» Directions for this task
Write the next part of the news article on Fr. Joaquin Bernas and the contraceptives claim in the RH bill debate, picking up after its final sentence.

» Text excerpt
MANILA, Philippines - A Catholic priest has laughed off the claim made by those opposing the reproductive health (RH) bill that using contraceptives is attempted murder.
In a blog post, Fr. Joaquin Bernas, SJ, JSD, said he found the claim "hilarious."
"Whoever said that deserves a medal for I know not what," said Bernas, who is an amicus curiae of the Supreme Court and was among those who helped draft the present Constitution.
Manila 5th District Rep. Amado Bagatsing said last month during the lower House interpellations on the proposed RH bill that using contraceptives to prevent pregnancies is abortion.
"Ang contraceptives ay humaharang... humaharang para huwag magbuntis, huwag magkita ang egg at ang ovum (sic)," said Bagatsing, who is against the RH bill. "Iniistop mo ang pagkikita. Pagka hinadlangan mo, sa Ingles, ina-abort mo,"
Bernas said the one of the concerns on the RH bill is a constitutional issue that revolves around the right to life. "It involves trying to identify when life begins and when there is contraception and when abortion," he said.
In his blog post, the Jesuit priest rejected generalizing all contraceptives as abortifacients.

» Data to examine
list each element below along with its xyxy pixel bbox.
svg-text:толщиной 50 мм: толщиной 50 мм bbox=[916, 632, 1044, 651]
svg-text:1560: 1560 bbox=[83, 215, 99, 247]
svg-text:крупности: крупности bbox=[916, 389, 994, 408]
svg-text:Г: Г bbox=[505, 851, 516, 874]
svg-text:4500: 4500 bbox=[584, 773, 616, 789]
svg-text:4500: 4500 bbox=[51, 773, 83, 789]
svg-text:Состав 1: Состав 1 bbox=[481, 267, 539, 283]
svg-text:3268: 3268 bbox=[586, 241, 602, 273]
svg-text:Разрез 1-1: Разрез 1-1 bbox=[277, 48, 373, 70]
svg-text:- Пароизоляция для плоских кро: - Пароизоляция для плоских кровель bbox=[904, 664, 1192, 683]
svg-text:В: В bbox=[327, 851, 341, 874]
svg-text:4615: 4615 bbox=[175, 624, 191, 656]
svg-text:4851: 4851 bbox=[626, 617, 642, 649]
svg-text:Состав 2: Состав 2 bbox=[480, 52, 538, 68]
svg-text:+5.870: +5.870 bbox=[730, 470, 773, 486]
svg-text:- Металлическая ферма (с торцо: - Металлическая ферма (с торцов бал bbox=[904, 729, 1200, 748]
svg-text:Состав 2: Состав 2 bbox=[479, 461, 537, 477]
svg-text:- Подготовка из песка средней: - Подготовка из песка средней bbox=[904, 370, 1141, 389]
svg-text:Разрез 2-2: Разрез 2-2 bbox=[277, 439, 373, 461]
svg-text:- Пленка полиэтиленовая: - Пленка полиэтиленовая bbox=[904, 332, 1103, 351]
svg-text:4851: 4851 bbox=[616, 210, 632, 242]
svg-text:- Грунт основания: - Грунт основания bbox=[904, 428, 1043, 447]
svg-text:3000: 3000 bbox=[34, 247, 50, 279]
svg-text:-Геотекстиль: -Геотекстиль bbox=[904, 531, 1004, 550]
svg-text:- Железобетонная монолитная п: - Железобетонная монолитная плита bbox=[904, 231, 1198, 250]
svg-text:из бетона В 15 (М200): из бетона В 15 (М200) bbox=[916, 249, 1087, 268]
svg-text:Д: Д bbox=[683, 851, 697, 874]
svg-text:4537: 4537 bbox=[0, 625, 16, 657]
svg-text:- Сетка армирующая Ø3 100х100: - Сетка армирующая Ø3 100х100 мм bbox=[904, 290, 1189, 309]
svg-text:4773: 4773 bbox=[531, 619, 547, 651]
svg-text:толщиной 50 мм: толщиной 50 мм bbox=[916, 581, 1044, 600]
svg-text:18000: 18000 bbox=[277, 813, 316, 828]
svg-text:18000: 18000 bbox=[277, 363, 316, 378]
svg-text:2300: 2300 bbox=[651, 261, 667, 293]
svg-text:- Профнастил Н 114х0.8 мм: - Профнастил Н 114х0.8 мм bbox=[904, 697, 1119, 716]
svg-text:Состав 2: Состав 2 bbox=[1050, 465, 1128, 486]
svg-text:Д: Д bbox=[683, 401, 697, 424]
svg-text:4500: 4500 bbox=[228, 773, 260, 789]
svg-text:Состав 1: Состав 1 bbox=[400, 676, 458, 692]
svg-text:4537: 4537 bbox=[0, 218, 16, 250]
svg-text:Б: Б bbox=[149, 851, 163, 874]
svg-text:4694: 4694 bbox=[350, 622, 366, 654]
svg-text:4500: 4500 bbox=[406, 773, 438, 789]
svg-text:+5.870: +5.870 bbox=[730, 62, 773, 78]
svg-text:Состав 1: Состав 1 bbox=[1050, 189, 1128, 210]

» Response to the task
"There are claims, for instance, that there are contraceptive drugs in the market that cause abortion or are carcinogenic. What I would like to see is an authoritative identification of the drugs that are said to be abortifacient or carcinogenic so that they can be withdrawn from the market or their use subjected to medical regulation," Bernas said.
"So far I have seen only one drug identified as abortifacient, namely Postinor. This was withdrawn from the market by the Food and Drug and Administration. But the identification of drugs claimed to be abortifacient or carcinogenic should be authoritative in a manner that is fair to drug manufacturers and to those who rely on them for legitimate medical purposes," he stressed.
"The charge is made that the RH bill will destroy the Filipino family. On the basis of more than 25 years of pastoral and social work in Payatas, and some seven years sponsoring natural family planning programs, I can say that the family is already at great risk—and not because of contraceptives," said Bernas, quoting a sociologist.